▶ [Exercise details] Could you write out the records below exactly as they appear, leaving out any pictures?

▶ [Exercise materials]
• • • •
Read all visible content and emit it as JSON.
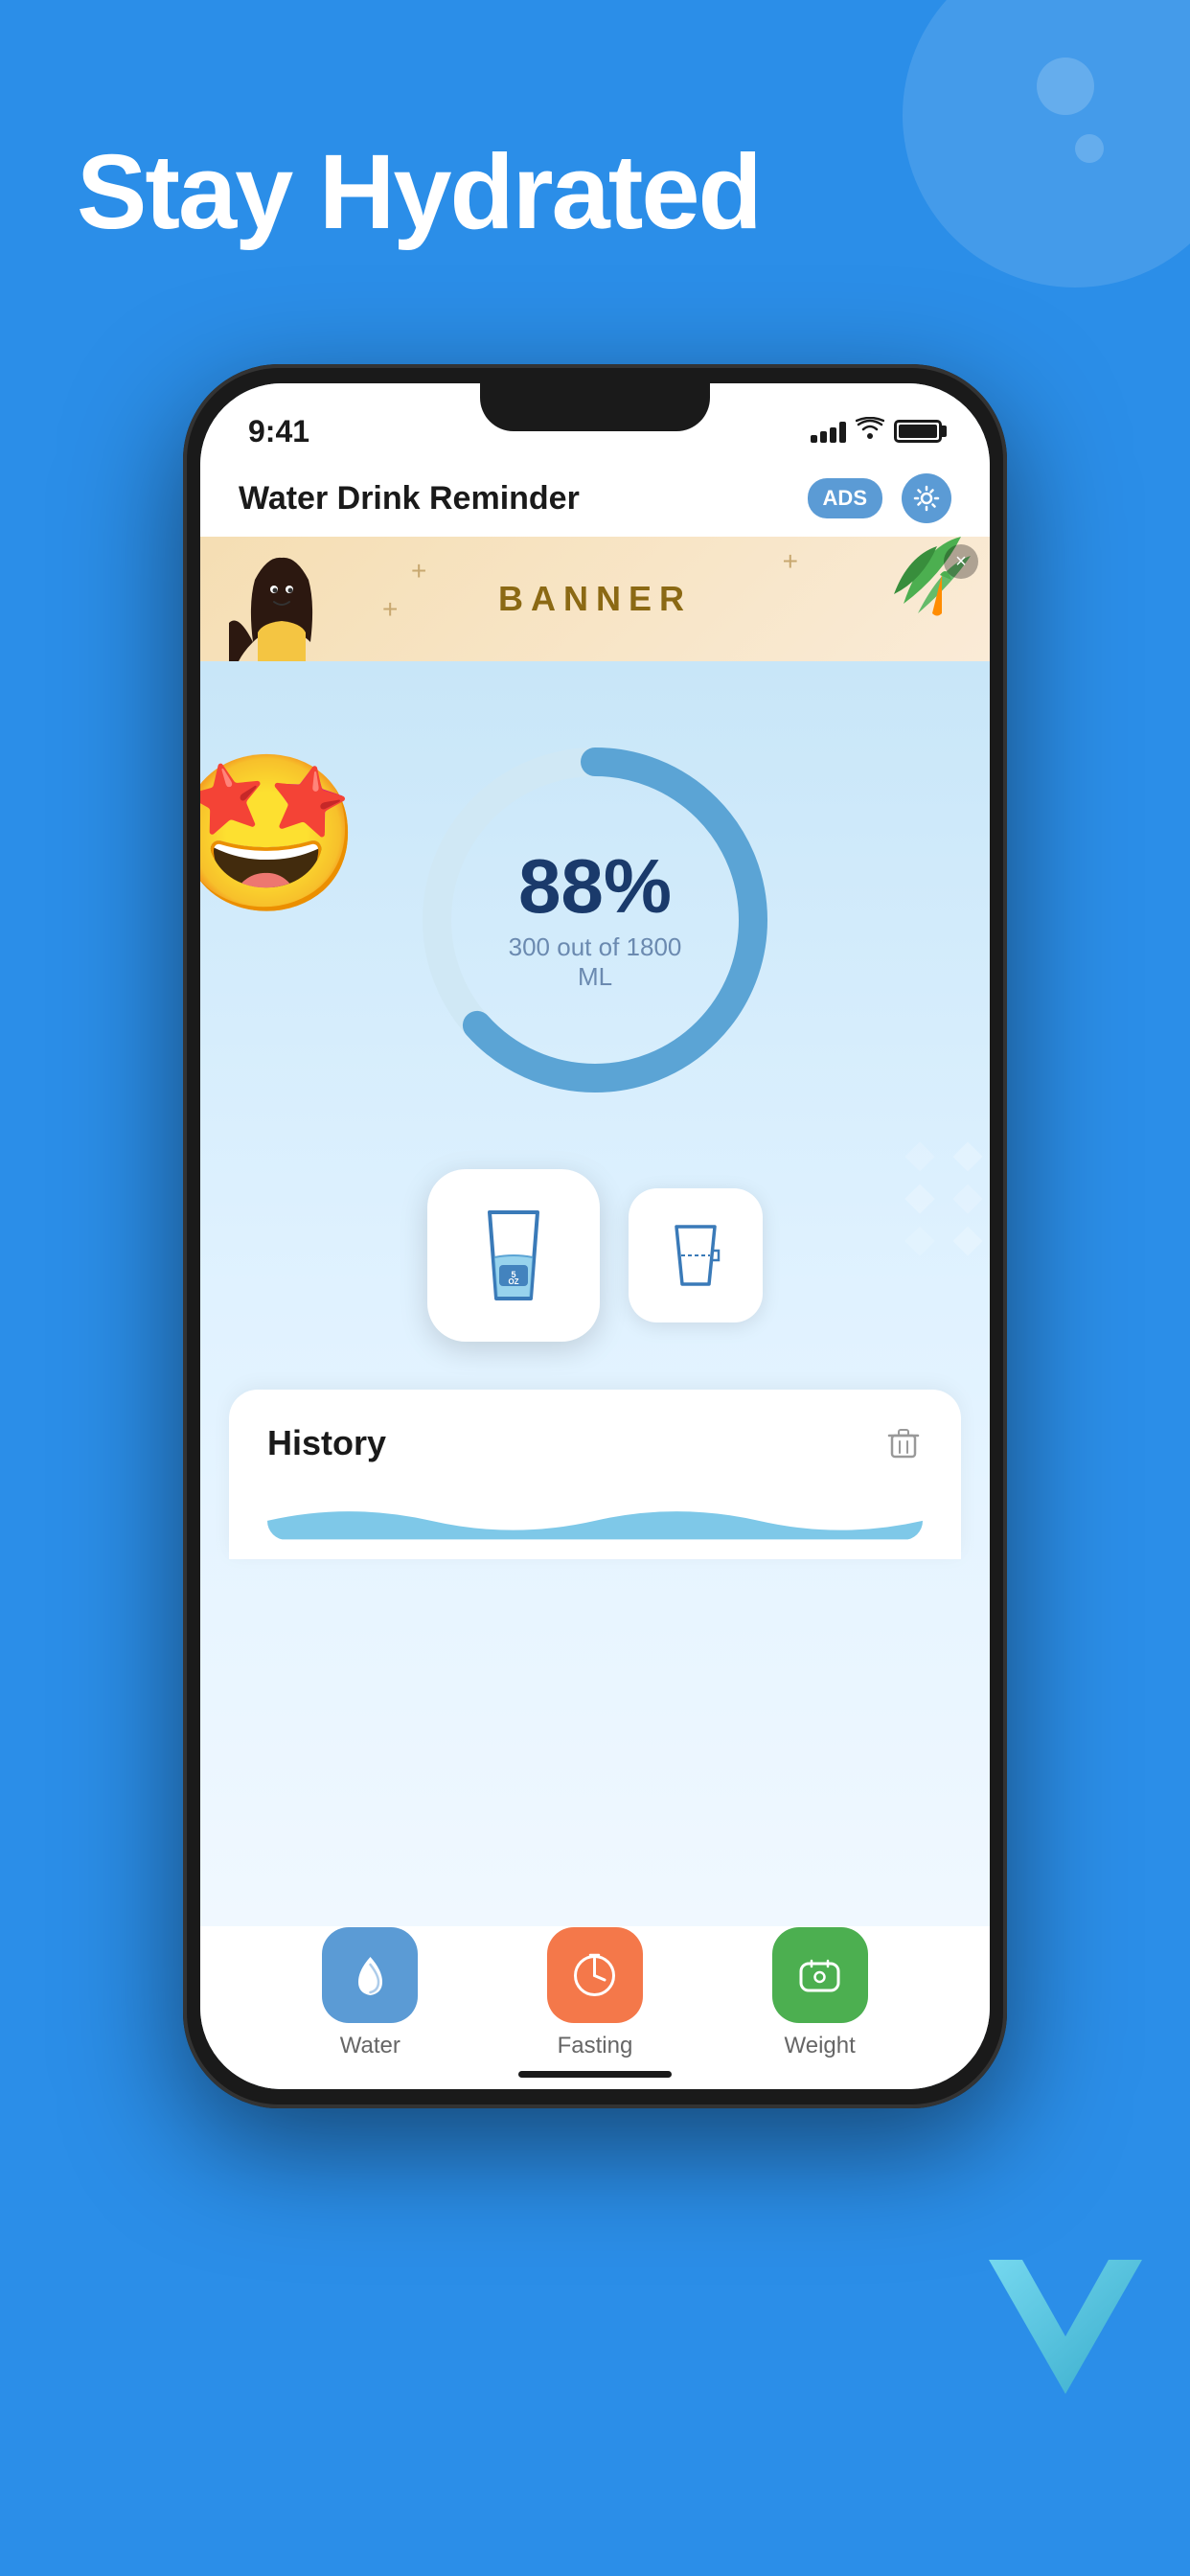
{
  "page": {
    "background_color": "#2B8EE8",
    "title": "Stay Hydrated"
  },
  "status_bar": {
    "time": "9:41",
    "signal": "4 bars",
    "wifi": true,
    "battery": "full"
  },
  "app_header": {
    "title": "Water Drink Reminder",
    "ads_label": "ADS",
    "settings_icon": "⚙"
  },
  "banner": {
    "text": "BANNER",
    "close_icon": "×"
  },
  "progress": {
    "percentage": "88%",
    "description": "300 out of 1800 ML",
    "ring_color": "#5BA4D5",
    "ring_bg_color": "#D6EAF8",
    "fill_percent": 88
  },
  "emoji": {
    "symbol": "🤩"
  },
  "drink_buttons": {
    "primary": {
      "label": "5\nOZ",
      "icon": "glass"
    },
    "secondary": {
      "icon": "custom-glass"
    }
  },
  "history": {
    "title": "History"
  },
  "bottom_nav": {
    "items": [
      {
        "id": "water",
        "label": "Water",
        "icon": "💧",
        "color": "#5B9BD5",
        "active": true
      },
      {
        "id": "fasting",
        "label": "Fasting",
        "icon": "⏰",
        "color": "#F4784A",
        "active": false
      },
      {
        "id": "weight",
        "label": "Weight",
        "icon": "💬",
        "color": "#4CAF50",
        "active": false
      }
    ]
  },
  "decorations": {
    "v_logo_color": "#4DB8D8"
  }
}
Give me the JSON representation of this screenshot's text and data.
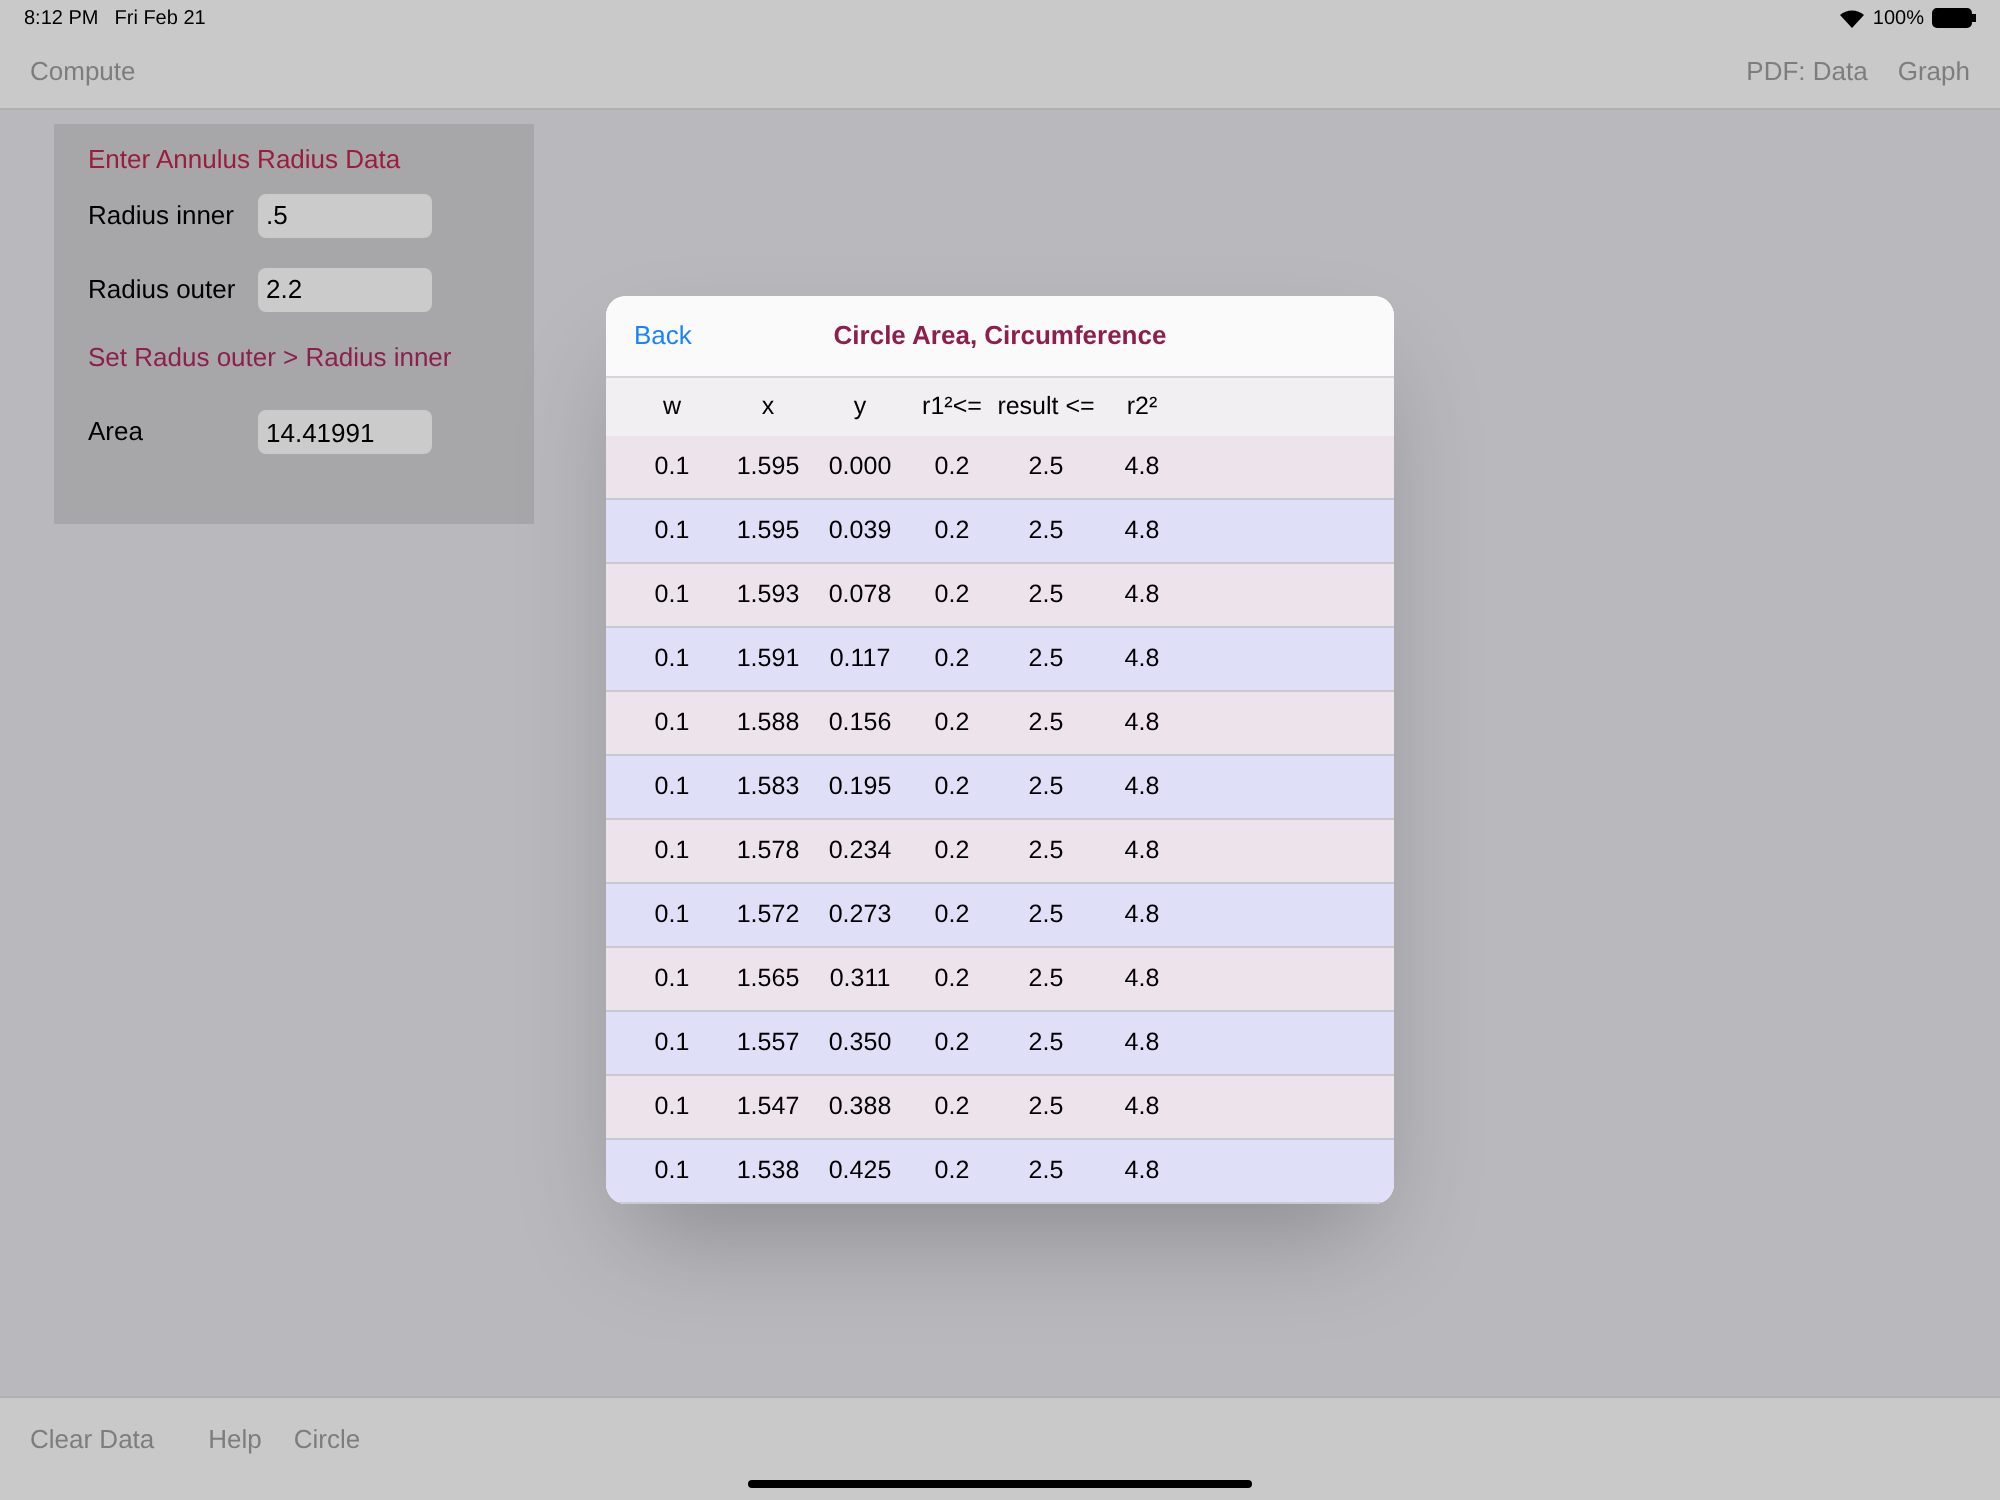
{
  "status_bar": {
    "time": "8:12 PM",
    "date": "Fri Feb 21",
    "battery": "100%"
  },
  "top_toolbar": {
    "left": [
      "Compute"
    ],
    "right": [
      "PDF: Data",
      "Graph"
    ]
  },
  "form": {
    "title": "Enter Annulus Radius Data",
    "fields": [
      {
        "label": "Radius inner",
        "value": ".5"
      },
      {
        "label": "Radius outer",
        "value": "2.2"
      }
    ],
    "hint": "Set Radus outer > Radius inner",
    "result": {
      "label": "Area",
      "value": "14.41991"
    }
  },
  "dialog": {
    "back": "Back",
    "title": "Circle Area, Circumference",
    "columns": [
      "w",
      "x",
      "y",
      "r1²<=",
      "result <=",
      "r2²"
    ],
    "rows": [
      [
        "0.1",
        "1.595",
        "0.000",
        "0.2",
        "2.5",
        "4.8"
      ],
      [
        "0.1",
        "1.595",
        "0.039",
        "0.2",
        "2.5",
        "4.8"
      ],
      [
        "0.1",
        "1.593",
        "0.078",
        "0.2",
        "2.5",
        "4.8"
      ],
      [
        "0.1",
        "1.591",
        "0.117",
        "0.2",
        "2.5",
        "4.8"
      ],
      [
        "0.1",
        "1.588",
        "0.156",
        "0.2",
        "2.5",
        "4.8"
      ],
      [
        "0.1",
        "1.583",
        "0.195",
        "0.2",
        "2.5",
        "4.8"
      ],
      [
        "0.1",
        "1.578",
        "0.234",
        "0.2",
        "2.5",
        "4.8"
      ],
      [
        "0.1",
        "1.572",
        "0.273",
        "0.2",
        "2.5",
        "4.8"
      ],
      [
        "0.1",
        "1.565",
        "0.311",
        "0.2",
        "2.5",
        "4.8"
      ],
      [
        "0.1",
        "1.557",
        "0.350",
        "0.2",
        "2.5",
        "4.8"
      ],
      [
        "0.1",
        "1.547",
        "0.388",
        "0.2",
        "2.5",
        "4.8"
      ],
      [
        "0.1",
        "1.538",
        "0.425",
        "0.2",
        "2.5",
        "4.8"
      ]
    ]
  },
  "bottom_toolbar": [
    "Clear Data",
    "Help",
    "Circle"
  ]
}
• • • •
▶ [The response]
Read all visible content and emit it as JSON.
{
  "page": {
    "background_color": "#2B8EE8",
    "title": "Stay Hydrated"
  },
  "status_bar": {
    "time": "9:41",
    "signal": "4 bars",
    "wifi": true,
    "battery": "full"
  },
  "app_header": {
    "title": "Water Drink Reminder",
    "ads_label": "ADS",
    "settings_icon": "⚙"
  },
  "banner": {
    "text": "BANNER",
    "close_icon": "×"
  },
  "progress": {
    "percentage": "88%",
    "description": "300 out of 1800 ML",
    "ring_color": "#5BA4D5",
    "ring_bg_color": "#D6EAF8",
    "fill_percent": 88
  },
  "emoji": {
    "symbol": "🤩"
  },
  "drink_buttons": {
    "primary": {
      "label": "5\nOZ",
      "icon": "glass"
    },
    "secondary": {
      "icon": "custom-glass"
    }
  },
  "history": {
    "title": "History"
  },
  "bottom_nav": {
    "items": [
      {
        "id": "water",
        "label": "Water",
        "icon": "💧",
        "color": "#5B9BD5",
        "active": true
      },
      {
        "id": "fasting",
        "label": "Fasting",
        "icon": "⏰",
        "color": "#F4784A",
        "active": false
      },
      {
        "id": "weight",
        "label": "Weight",
        "icon": "💬",
        "color": "#4CAF50",
        "active": false
      }
    ]
  },
  "decorations": {
    "v_logo_color": "#4DB8D8"
  }
}
Give me the JSON representation of this screenshot's text and data.
{
  "status_bar": {
    "time": "8:12 PM",
    "date": "Fri Feb 21",
    "battery": "100%"
  },
  "top_toolbar": {
    "left": [
      "Compute"
    ],
    "right": [
      "PDF: Data",
      "Graph"
    ]
  },
  "form": {
    "title": "Enter Annulus Radius Data",
    "fields": [
      {
        "label": "Radius inner",
        "value": ".5"
      },
      {
        "label": "Radius outer",
        "value": "2.2"
      }
    ],
    "hint": "Set Radus outer > Radius inner",
    "result": {
      "label": "Area",
      "value": "14.41991"
    }
  },
  "dialog": {
    "back": "Back",
    "title": "Circle Area, Circumference",
    "columns": [
      "w",
      "x",
      "y",
      "r1²<=",
      "result <=",
      "r2²"
    ],
    "rows": [
      [
        "0.1",
        "1.595",
        "0.000",
        "0.2",
        "2.5",
        "4.8"
      ],
      [
        "0.1",
        "1.595",
        "0.039",
        "0.2",
        "2.5",
        "4.8"
      ],
      [
        "0.1",
        "1.593",
        "0.078",
        "0.2",
        "2.5",
        "4.8"
      ],
      [
        "0.1",
        "1.591",
        "0.117",
        "0.2",
        "2.5",
        "4.8"
      ],
      [
        "0.1",
        "1.588",
        "0.156",
        "0.2",
        "2.5",
        "4.8"
      ],
      [
        "0.1",
        "1.583",
        "0.195",
        "0.2",
        "2.5",
        "4.8"
      ],
      [
        "0.1",
        "1.578",
        "0.234",
        "0.2",
        "2.5",
        "4.8"
      ],
      [
        "0.1",
        "1.572",
        "0.273",
        "0.2",
        "2.5",
        "4.8"
      ],
      [
        "0.1",
        "1.565",
        "0.311",
        "0.2",
        "2.5",
        "4.8"
      ],
      [
        "0.1",
        "1.557",
        "0.350",
        "0.2",
        "2.5",
        "4.8"
      ],
      [
        "0.1",
        "1.547",
        "0.388",
        "0.2",
        "2.5",
        "4.8"
      ],
      [
        "0.1",
        "1.538",
        "0.425",
        "0.2",
        "2.5",
        "4.8"
      ]
    ]
  },
  "bottom_toolbar": [
    "Clear Data",
    "Help",
    "Circle"
  ]
}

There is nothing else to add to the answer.